CREATE INDEX employees_mv_ix on employees_mv (
   location_id, city
);

Kim’s solution to the mini-challenge mimics the definition of the materialized view in the hope that “query rewrite” will kick in. Because Oracle Database does not index null values, the redundant clause “WHERE location_id IS NOT NULL” is added to ensure that the query optimizer uses the index.

SELECT /*+ GATHER_PLAN_STATISTICS */ DISTINCT location_id, city
FROM (
  SELECT l.location_id, l.city
  FROM locations l, departments d, employees e, jobs j
  WHERE (
    d.location_id = l.location_id
    AND e.department_id = d.department_id
    AND j.job_id = e.job_id
    AND (
      (e.first_name = 'Steven' AND e.last_name = 'King')
      OR j.job_title  = 'President'
    )
  )
  UNION ALL
  SELECT l.location_id, l.city
  FROM locations l, departments d, employees e,
    job_history jh, jobs j2
  WHERE (
    d.location_id = l.location_id
    AND e.department_id = d.department_id
    AND (
        jh.employee_id = e.employee_id
        AND j2.job_id = jh.job_id
        AND j2.job_title = 'President'
    )
^^^^^^^^^^^^^^^^
## STATED PROBLEM
Write the next part of the Oracle query-rewrite passage, picking up right after its last line.
^^^^^^^^^^^^^^^^
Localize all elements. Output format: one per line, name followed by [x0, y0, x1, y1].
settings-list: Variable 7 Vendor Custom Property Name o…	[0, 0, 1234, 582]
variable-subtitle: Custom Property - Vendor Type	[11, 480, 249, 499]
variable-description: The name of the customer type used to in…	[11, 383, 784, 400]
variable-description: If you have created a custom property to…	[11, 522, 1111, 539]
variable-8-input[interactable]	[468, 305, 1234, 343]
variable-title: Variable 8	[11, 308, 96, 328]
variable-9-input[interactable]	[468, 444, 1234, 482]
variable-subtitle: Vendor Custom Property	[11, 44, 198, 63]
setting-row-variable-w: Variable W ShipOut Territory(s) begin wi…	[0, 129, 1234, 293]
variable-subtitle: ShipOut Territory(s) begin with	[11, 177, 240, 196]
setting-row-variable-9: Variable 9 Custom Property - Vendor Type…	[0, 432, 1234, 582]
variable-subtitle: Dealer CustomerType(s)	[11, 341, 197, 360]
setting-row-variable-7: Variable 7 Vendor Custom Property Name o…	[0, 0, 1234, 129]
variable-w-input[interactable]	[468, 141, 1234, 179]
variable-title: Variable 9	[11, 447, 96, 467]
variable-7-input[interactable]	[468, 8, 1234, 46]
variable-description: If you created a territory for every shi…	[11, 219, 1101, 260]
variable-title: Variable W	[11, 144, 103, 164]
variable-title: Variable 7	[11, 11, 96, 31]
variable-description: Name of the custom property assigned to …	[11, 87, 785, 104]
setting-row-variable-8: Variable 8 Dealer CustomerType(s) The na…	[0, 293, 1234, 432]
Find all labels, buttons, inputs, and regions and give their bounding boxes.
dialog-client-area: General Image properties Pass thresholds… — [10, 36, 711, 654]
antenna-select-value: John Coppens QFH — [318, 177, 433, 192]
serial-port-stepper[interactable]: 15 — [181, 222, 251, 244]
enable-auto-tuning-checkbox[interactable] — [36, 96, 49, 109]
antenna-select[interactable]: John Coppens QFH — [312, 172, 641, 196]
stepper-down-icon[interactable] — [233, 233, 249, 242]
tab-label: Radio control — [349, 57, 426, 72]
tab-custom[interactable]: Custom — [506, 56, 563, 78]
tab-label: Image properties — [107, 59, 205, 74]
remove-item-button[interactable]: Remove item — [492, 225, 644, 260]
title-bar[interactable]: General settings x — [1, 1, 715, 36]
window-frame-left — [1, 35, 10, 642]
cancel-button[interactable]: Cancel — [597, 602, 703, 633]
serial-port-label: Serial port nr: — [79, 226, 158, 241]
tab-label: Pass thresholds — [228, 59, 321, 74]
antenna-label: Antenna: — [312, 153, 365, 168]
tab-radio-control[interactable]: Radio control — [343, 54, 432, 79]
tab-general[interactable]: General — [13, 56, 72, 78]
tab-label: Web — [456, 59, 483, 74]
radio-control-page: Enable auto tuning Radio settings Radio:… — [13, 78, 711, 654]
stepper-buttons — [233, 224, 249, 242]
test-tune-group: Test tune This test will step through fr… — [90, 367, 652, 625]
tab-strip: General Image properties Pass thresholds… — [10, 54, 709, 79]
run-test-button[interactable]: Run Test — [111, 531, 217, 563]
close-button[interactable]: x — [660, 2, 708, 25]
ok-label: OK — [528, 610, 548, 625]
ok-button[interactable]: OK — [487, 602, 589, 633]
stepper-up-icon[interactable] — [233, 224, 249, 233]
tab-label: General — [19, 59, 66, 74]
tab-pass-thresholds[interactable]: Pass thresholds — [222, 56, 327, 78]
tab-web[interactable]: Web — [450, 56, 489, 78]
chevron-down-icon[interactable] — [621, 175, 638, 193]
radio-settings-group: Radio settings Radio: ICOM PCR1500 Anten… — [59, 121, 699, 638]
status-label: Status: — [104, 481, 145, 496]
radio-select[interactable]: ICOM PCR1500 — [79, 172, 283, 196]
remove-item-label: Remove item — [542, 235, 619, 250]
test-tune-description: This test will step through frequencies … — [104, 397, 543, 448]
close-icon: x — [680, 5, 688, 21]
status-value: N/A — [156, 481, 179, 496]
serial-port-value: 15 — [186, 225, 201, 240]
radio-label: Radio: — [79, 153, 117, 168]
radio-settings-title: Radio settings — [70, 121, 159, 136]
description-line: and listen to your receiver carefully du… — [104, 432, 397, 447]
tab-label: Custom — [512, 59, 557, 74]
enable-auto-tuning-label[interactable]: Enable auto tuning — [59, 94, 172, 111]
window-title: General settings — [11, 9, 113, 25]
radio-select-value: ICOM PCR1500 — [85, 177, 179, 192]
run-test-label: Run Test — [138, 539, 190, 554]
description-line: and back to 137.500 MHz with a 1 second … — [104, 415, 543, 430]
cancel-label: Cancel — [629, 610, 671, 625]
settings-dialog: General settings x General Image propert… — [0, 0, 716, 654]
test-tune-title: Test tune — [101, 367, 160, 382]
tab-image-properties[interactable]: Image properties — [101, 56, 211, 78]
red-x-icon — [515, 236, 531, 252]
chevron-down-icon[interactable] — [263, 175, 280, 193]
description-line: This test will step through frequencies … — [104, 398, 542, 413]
^^^^^^^^^^^^^^^^
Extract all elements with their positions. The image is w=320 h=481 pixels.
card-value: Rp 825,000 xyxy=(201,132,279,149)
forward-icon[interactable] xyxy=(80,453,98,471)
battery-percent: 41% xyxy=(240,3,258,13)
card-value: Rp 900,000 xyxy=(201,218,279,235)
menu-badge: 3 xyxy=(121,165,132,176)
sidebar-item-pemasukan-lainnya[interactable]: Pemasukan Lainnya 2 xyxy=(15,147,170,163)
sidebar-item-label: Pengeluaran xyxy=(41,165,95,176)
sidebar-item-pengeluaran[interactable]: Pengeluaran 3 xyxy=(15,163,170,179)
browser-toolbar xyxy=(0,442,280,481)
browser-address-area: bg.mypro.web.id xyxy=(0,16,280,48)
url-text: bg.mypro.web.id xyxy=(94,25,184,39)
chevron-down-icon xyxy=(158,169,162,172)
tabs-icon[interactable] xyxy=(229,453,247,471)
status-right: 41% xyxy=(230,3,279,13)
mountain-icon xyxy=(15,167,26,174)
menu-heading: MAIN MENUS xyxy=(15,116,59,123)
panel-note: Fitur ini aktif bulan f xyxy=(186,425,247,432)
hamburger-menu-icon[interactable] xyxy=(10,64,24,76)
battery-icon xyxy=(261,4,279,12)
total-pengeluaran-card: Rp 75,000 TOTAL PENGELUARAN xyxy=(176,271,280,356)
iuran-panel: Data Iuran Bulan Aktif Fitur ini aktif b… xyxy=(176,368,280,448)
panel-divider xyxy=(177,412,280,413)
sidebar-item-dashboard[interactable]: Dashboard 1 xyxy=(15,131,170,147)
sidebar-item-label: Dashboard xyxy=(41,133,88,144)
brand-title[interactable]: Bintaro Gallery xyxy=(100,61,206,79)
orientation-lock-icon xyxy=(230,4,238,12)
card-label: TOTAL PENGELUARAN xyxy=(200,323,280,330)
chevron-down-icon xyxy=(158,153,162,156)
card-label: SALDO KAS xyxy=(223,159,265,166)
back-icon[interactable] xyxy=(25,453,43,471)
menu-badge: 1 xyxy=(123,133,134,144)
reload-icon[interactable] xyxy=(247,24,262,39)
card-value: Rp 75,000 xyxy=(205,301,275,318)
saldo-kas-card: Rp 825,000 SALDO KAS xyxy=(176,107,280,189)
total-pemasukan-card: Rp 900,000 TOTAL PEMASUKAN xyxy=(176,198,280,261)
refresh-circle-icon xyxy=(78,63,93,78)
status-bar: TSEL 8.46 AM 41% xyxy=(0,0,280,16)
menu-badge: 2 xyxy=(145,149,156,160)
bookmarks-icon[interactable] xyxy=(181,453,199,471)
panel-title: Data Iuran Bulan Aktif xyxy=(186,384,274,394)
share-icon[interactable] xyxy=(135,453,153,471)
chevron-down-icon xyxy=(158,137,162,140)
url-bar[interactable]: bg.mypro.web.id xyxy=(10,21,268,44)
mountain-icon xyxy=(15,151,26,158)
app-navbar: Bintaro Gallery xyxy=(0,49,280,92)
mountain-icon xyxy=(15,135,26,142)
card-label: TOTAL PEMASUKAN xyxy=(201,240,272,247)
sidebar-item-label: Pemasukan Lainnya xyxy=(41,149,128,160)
^^^^^^^^^^^^^^^^
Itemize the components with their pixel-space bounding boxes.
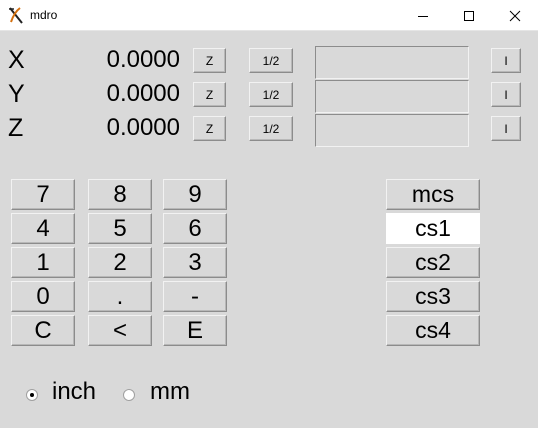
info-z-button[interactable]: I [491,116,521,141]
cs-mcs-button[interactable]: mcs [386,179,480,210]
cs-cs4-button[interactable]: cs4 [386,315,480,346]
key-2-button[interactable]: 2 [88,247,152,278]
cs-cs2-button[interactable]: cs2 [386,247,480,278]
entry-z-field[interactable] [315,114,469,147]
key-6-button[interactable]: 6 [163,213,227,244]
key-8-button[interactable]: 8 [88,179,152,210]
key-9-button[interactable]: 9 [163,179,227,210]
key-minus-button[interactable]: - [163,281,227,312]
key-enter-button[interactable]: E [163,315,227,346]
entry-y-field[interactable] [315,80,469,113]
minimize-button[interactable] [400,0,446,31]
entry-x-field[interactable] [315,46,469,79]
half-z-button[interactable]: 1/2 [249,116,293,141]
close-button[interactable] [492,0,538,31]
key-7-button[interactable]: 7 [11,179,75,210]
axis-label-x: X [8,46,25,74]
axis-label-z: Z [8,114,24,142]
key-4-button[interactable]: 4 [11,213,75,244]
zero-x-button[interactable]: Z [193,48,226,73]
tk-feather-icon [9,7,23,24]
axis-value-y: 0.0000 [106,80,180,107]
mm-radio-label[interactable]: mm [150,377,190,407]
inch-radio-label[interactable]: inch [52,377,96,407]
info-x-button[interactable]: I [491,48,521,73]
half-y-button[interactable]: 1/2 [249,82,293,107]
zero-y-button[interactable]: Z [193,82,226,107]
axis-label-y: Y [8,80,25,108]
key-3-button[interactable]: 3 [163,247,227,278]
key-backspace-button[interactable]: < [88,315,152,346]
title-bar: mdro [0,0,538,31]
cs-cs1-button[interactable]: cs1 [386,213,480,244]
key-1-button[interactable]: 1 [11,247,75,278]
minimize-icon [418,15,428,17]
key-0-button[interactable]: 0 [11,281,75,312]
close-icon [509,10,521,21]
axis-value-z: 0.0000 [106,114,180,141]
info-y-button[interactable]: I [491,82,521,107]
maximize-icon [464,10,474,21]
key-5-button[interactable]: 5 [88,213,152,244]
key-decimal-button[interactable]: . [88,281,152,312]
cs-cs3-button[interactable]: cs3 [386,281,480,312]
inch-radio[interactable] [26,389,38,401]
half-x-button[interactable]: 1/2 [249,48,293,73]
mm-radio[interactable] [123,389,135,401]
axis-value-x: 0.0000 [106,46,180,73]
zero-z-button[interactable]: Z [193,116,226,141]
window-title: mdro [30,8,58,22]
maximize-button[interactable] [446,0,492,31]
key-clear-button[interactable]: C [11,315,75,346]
^^^^^^^^^^^^^^^^
## RIGHT ANSWER
  )
)
WHERE location_id IS NOT NULL;

On checking the query execution plan, we find that the data was indeed obtained from the index on the materialized view. Only one consistent get operation was needed.

SELECT * FROM
TABLE(dbms_xplan.display_cursor(format => 'TYPICAL IOSTATS LAST'));

Plan hash value: 4093995400

--------------------------------------------------------------------------
| Id  | Operation          | Name            | Starts | A-Rows | Buffers |
--------------------------------------------------------------------------
|   0 | SELECT STATEMENT   |                 |      1 |      1 |       1 |
|   1 |  SORT UNIQUE NOSORT|                 |      1 |      1 |       1 |
|*  2 |   INDEX FULL SCAN  | EMPLOYEES_MV_IX |      1 |      1 |       1 |
--------------------------------------------------------------------------

Kim wins a $75 Amazon gift certificate for his most excellent effort. The entries of the other competitors have been published on the NoCOUG blog nocoug.wordpress.com.

Categories: NoCOUG, Oracle, SQL
  1. October 28, 2014 at 9:55 pm

    Kim is not “from the Netherlands” but from Denmark.

    • Iggy Fernandez
      October 29, 2014 at 5:19 am

      Fixed; thanks!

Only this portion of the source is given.